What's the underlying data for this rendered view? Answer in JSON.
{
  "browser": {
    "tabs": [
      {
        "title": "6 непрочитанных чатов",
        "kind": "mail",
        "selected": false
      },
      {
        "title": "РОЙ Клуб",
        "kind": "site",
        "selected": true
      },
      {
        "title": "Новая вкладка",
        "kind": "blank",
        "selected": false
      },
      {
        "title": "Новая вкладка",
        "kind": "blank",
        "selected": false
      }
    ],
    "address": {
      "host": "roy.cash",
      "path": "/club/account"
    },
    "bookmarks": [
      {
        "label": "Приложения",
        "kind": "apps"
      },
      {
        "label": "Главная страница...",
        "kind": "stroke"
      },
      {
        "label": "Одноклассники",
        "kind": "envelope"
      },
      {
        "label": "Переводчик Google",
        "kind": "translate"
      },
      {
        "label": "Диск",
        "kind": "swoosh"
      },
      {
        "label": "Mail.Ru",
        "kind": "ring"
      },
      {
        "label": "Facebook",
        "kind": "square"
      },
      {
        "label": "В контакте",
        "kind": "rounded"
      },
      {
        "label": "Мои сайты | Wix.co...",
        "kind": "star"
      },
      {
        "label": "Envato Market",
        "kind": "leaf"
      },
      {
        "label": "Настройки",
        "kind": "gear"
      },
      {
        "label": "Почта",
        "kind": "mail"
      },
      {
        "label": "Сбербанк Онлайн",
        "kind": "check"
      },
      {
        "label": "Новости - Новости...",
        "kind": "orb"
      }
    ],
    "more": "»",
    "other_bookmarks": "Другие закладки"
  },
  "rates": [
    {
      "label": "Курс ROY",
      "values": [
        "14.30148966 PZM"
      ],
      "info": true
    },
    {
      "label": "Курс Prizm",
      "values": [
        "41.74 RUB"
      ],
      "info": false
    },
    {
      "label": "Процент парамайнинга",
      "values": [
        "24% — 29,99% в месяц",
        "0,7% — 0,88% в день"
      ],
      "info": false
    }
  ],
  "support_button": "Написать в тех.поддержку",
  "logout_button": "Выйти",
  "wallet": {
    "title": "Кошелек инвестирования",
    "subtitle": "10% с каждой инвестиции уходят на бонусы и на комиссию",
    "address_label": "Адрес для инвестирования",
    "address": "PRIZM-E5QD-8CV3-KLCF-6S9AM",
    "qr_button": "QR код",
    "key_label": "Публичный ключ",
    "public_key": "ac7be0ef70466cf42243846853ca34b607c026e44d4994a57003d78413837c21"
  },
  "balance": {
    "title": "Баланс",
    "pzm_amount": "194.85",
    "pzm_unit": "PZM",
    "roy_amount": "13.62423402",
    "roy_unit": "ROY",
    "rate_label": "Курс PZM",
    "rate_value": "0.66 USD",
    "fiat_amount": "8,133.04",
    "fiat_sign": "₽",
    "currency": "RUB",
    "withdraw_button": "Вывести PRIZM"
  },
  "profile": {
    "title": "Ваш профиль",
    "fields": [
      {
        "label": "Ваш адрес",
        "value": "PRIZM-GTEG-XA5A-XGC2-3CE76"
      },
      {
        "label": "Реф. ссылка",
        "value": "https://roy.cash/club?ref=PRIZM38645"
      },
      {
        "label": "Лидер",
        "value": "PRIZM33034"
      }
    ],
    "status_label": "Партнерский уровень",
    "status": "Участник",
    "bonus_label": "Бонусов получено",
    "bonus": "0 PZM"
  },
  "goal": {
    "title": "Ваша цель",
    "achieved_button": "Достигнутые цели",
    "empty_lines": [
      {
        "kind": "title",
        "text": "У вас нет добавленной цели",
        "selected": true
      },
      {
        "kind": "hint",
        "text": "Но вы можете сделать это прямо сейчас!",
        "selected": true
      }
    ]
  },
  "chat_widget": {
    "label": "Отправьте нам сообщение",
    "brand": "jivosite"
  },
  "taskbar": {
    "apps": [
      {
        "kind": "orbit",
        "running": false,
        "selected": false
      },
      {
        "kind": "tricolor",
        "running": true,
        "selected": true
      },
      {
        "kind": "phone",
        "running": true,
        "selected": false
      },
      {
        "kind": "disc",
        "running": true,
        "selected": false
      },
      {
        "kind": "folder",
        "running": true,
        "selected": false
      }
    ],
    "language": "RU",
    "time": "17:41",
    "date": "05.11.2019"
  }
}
::::::
What you are asked to do
Would you copy out each line exactly as written?

Reply
What's the underlying data for this rendered view? Answer in JSON.
{
  "browser": {
    "tabs": [
      {
        "title": "6 непрочитанных чатов",
        "kind": "mail",
        "selected": false
      },
      {
        "title": "РОЙ Клуб",
        "kind": "site",
        "selected": true
      },
      {
        "title": "Новая вкладка",
        "kind": "blank",
        "selected": false
      },
      {
        "title": "Новая вкладка",
        "kind": "blank",
        "selected": false
      }
    ],
    "address": {
      "host": "roy.cash",
      "path": "/club/account"
    },
    "bookmarks": [
      {
        "label": "Приложения",
        "kind": "apps"
      },
      {
        "label": "Главная страница...",
        "kind": "stroke"
      },
      {
        "label": "Одноклассники",
        "kind": "envelope"
      },
      {
        "label": "Переводчик Google",
        "kind": "translate"
      },
      {
        "label": "Диск",
        "kind": "swoosh"
      },
      {
        "label": "Mail.Ru",
        "kind": "ring"
      },
      {
        "label": "Facebook",
        "kind": "square"
      },
      {
        "label": "В контакте",
        "kind": "rounded"
      },
      {
        "label": "Мои сайты | Wix.co...",
        "kind": "star"
      },
      {
        "label": "Envato Market",
        "kind": "leaf"
      },
      {
        "label": "Настройки",
        "kind": "gear"
      },
      {
        "label": "Почта",
        "kind": "mail"
      },
      {
        "label": "Сбербанк Онлайн",
        "kind": "check"
      },
      {
        "label": "Новости - Новости...",
        "kind": "orb"
      }
    ],
    "more": "»",
    "other_bookmarks": "Другие закладки"
  },
  "rates": [
    {
      "label": "Курс ROY",
      "values": [
        "14.30148966 PZM"
      ],
      "info": true
    },
    {
      "label": "Курс Prizm",
      "values": [
        "41.74 RUB"
      ],
      "info": false
    },
    {
      "label": "Процент парамайнинга",
      "values": [
        "24% — 29,99% в месяц",
        "0,7% — 0,88% в день"
      ],
      "info": false
    }
  ],
  "support_button": "Написать в тех.поддержку",
  "logout_button": "Выйти",
  "wallet": {
    "title": "Кошелек инвестирования",
    "subtitle": "10% с каждой инвестиции уходят на бонусы и на комиссию",
    "address_label": "Адрес для инвестирования",
    "address": "PRIZM-E5QD-8CV3-KLCF-6S9AM",
    "qr_button": "QR код",
    "key_label": "Публичный ключ",
    "public_key": "ac7be0ef70466cf42243846853ca34b607c026e44d4994a57003d78413837c21"
  },
  "balance": {
    "title": "Баланс",
    "pzm_amount": "194.85",
    "pzm_unit": "PZM",
    "roy_amount": "13.62423402",
    "roy_unit": "ROY",
    "rate_label": "Курс PZM",
    "rate_value": "0.66 USD",
    "fiat_amount": "8,133.04",
    "fiat_sign": "₽",
    "currency": "RUB",
    "withdraw_button": "Вывести PRIZM"
  },
  "profile": {
    "title": "Ваш профиль",
    "fields": [
      {
        "label": "Ваш адрес",
        "value": "PRIZM-GTEG-XA5A-XGC2-3CE76"
      },
      {
        "label": "Реф. ссылка",
        "value": "https://roy.cash/club?ref=PRIZM38645"
      },
      {
        "label": "Лидер",
        "value": "PRIZM33034"
      }
    ],
    "status_label": "Партнерский уровень",
    "status": "Участник",
    "bonus_label": "Бонусов получено",
    "bonus": "0 PZM"
  },
  "goal": {
    "title": "Ваша цель",
    "achieved_button": "Достигнутые цели",
    "empty_lines": [
      {
        "kind": "title",
        "text": "У вас нет добавленной цели",
        "selected": true
      },
      {
        "kind": "hint",
        "text": "Но вы можете сделать это прямо сейчас!",
        "selected": true
      }
    ]
  },
  "chat_widget": {
    "label": "Отправьте нам сообщение",
    "brand": "jivosite"
  },
  "taskbar": {
    "apps": [
      {
        "kind": "orbit",
        "running": false,
        "selected": false
      },
      {
        "kind": "tricolor",
        "running": true,
        "selected": true
      },
      {
        "kind": "phone",
        "running": true,
        "selected": false
      },
      {
        "kind": "disc",
        "running": true,
        "selected": false
      },
      {
        "kind": "folder",
        "running": true,
        "selected": false
      }
    ],
    "language": "RU",
    "time": "17:41",
    "date": "05.11.2019"
  }
}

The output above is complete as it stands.